Exercises to complete:
a. Answer these from the excerpt on AI and experiential indexes below.
(i) What does the excerpt say AI is the first reader to break?
(ii) To what does the excerpt say the experiential indexes in human language point?
(iii) Which four AI input disciplines make up the hierarchy attributed to Nate Jones?
b. Duplicate the part of the excerpt on AI and experiential indexes below, starting with "For the entire" and going on through "they were there.".

Document excerpt:
For the entire history of written communication, this worked. Every reader was human. Every reader had a body. Every reader had felt warmth, navigated social situations, understood what “healthy” means from the inside. The experiential indexes resolved automatically, silently, perfectly. Nobody noticed they were there.

AI is the first reader that breaks the indexing system.

Not because AI is stupid. Not because the models are too small or the training data insufficient. Because the experiential indexes in human language are pointers to embodied experience, and a system that has no body, has never been warm, has never been sick, has never read a room, has never felt the satisfaction of a clean solution — that system processes the words but cannot dereference the pointers. It operates on symbols whose most important content is stored in a library it cannot access.


The Ceiling of Intent Engineering

In Part 1, I introduced Nate Jones’s hierarchy of AI input disciplines: prompt craft, context engineering, intent engineering, specification engineering. Each builds on the one beneath it. Each requires the one below it.

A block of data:
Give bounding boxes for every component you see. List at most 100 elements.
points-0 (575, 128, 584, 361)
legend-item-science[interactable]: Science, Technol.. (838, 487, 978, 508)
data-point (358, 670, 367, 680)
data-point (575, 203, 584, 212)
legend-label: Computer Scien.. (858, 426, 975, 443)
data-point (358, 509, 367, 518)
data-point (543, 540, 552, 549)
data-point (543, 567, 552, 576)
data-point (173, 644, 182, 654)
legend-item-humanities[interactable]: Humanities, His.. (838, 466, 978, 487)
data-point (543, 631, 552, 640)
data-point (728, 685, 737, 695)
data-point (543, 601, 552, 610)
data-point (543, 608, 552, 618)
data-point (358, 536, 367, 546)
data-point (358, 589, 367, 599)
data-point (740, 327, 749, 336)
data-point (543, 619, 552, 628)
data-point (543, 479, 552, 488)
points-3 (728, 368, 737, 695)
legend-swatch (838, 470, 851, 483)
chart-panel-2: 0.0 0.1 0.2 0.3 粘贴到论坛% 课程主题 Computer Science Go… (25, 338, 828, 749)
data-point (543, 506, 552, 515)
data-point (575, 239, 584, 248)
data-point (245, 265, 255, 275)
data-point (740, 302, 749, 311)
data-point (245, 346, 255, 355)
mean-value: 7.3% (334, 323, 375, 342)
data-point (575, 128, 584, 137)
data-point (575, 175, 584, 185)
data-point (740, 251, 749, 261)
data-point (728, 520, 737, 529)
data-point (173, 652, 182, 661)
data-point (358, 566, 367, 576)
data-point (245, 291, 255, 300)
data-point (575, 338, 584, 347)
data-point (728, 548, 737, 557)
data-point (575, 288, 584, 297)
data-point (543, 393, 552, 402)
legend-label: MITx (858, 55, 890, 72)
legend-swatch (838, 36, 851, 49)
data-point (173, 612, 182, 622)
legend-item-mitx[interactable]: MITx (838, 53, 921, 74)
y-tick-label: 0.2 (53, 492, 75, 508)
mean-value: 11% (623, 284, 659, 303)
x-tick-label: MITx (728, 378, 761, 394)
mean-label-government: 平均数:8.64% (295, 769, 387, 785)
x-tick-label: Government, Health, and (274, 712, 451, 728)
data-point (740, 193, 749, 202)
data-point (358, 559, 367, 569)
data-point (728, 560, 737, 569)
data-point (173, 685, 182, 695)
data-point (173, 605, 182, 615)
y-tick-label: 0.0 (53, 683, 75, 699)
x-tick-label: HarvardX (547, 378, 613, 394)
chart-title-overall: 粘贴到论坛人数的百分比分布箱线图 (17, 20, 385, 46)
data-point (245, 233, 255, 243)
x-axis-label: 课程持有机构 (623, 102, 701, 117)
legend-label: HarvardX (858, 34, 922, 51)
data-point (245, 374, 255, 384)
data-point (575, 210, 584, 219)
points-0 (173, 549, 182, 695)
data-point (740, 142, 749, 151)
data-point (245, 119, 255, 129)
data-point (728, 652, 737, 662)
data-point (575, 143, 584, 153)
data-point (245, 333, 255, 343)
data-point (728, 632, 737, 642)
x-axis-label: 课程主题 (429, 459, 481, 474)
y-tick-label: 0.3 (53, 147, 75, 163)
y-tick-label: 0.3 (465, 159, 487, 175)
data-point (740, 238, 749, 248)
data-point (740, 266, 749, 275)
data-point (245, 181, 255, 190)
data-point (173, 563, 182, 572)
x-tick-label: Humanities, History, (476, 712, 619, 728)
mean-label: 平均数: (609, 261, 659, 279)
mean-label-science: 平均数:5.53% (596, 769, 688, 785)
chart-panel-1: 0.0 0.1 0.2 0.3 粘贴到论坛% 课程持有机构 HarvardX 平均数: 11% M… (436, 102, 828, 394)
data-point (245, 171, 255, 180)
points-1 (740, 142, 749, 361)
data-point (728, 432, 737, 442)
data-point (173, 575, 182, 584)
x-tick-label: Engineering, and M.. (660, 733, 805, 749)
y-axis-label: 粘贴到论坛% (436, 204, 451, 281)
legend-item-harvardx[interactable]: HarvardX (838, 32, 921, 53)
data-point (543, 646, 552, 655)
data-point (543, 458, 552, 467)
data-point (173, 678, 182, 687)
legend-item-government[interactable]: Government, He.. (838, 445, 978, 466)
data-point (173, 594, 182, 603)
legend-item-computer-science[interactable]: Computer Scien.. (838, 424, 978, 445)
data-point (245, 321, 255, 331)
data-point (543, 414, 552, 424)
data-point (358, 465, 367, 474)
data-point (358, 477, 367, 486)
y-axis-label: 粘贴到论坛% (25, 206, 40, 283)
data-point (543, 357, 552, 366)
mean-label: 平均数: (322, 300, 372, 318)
* * *
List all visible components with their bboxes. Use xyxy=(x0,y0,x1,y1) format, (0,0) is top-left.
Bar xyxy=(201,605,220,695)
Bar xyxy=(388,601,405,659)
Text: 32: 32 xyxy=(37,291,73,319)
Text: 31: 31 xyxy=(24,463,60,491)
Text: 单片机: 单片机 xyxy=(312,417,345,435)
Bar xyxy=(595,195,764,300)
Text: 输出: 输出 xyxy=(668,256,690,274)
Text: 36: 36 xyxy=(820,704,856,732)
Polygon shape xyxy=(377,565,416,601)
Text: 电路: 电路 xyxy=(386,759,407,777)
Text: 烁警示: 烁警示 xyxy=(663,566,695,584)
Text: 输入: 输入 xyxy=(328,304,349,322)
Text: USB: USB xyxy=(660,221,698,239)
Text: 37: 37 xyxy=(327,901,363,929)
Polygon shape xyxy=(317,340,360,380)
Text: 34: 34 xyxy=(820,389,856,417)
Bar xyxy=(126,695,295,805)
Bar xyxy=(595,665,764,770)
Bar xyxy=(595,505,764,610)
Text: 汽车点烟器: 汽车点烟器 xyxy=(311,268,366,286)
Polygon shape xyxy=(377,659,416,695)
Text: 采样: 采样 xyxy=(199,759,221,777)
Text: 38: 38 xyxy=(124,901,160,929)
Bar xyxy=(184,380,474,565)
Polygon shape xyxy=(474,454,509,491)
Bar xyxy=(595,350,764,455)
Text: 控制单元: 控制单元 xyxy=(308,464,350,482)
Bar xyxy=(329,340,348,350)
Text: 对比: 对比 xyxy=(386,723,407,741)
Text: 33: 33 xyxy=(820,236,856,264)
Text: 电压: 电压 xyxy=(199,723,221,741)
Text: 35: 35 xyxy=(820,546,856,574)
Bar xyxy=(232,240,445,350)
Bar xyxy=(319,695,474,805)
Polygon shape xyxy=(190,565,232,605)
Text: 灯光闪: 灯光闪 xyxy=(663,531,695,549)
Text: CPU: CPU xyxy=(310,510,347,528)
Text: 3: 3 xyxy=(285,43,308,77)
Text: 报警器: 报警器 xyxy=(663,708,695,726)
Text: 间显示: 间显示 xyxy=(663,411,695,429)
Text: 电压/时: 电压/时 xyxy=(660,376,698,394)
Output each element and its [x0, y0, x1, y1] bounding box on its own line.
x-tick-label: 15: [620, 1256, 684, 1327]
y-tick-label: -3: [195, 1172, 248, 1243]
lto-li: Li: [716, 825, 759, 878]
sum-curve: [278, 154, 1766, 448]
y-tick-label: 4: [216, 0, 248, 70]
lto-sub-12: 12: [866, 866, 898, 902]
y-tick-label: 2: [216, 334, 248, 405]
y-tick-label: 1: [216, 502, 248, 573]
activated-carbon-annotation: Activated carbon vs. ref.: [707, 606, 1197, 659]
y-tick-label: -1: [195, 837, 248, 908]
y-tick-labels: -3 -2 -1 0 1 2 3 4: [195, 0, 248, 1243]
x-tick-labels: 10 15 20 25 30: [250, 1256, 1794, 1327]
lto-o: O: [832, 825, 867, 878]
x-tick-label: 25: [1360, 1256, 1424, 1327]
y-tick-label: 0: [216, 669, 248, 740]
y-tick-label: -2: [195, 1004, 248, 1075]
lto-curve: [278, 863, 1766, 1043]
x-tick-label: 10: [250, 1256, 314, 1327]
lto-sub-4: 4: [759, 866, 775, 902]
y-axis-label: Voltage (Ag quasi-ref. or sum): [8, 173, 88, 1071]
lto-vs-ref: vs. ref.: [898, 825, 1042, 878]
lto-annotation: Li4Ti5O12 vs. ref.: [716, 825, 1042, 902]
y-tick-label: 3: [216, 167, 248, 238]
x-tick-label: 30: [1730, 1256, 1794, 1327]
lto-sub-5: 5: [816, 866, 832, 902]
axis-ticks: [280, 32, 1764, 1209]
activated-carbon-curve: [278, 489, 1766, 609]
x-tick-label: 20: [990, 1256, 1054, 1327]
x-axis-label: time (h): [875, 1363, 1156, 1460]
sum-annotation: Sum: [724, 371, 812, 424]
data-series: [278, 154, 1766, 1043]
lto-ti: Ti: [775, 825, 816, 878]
...
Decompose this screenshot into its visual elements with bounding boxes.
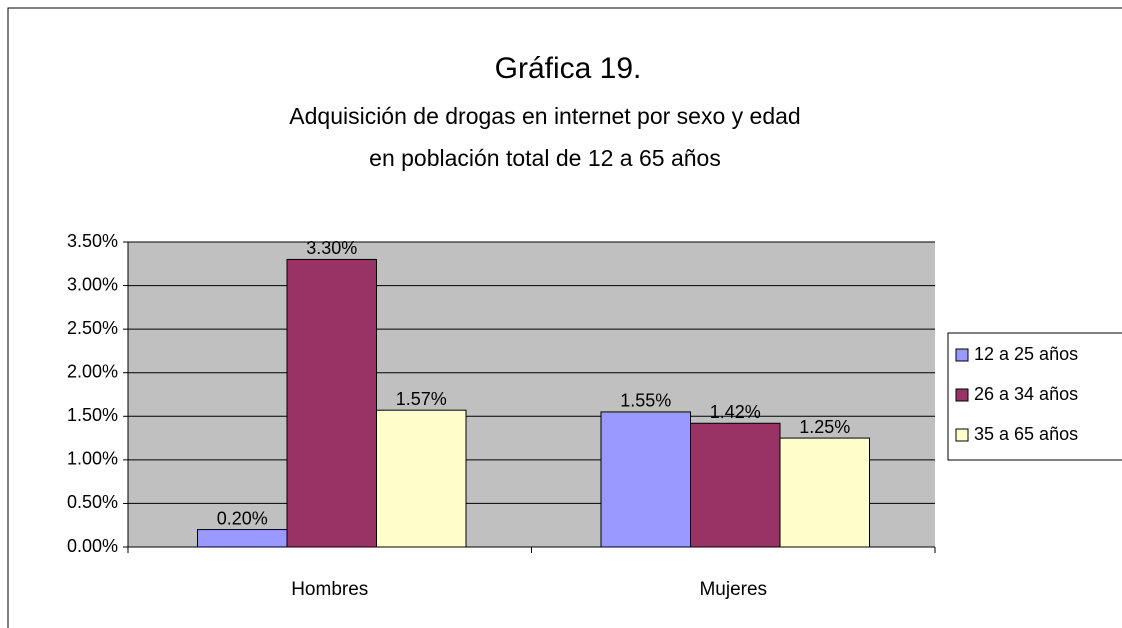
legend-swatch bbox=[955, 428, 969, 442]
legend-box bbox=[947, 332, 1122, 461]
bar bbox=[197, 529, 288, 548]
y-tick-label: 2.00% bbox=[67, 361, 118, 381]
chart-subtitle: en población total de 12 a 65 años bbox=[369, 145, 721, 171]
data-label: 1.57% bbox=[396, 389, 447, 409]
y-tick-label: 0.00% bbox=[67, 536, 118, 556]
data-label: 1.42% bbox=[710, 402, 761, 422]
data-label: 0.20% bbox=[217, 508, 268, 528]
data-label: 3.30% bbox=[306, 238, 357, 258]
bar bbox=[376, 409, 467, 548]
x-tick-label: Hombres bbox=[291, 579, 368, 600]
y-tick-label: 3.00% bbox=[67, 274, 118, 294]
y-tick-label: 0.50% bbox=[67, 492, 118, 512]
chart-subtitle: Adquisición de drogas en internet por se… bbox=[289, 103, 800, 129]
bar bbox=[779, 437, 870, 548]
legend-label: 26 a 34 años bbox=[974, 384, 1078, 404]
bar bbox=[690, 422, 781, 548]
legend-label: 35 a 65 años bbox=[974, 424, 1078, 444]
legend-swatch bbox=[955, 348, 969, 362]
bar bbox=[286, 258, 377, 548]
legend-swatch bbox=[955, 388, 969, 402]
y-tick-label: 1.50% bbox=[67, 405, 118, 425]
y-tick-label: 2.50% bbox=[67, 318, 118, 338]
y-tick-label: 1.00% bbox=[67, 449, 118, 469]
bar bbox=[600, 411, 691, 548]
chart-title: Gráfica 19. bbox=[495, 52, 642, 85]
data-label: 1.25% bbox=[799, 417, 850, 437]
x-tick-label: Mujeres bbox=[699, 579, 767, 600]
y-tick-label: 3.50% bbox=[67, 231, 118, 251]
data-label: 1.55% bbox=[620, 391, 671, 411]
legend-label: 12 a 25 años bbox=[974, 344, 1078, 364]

Exercise answers:
a.
(i) The indexing system.
(ii) Embodied experience.
(iii) Prompt craft, context engineering, intent engineering, and specification engineering.

b.
For the entire history of written communication, this worked. Every reader was human. Every reader had a body. Every reader had felt warmth, navigated social situations, understood what “healthy” means from the inside. The experiential indexes resolved automatically, silently, perfectly. Nobody noticed they were there.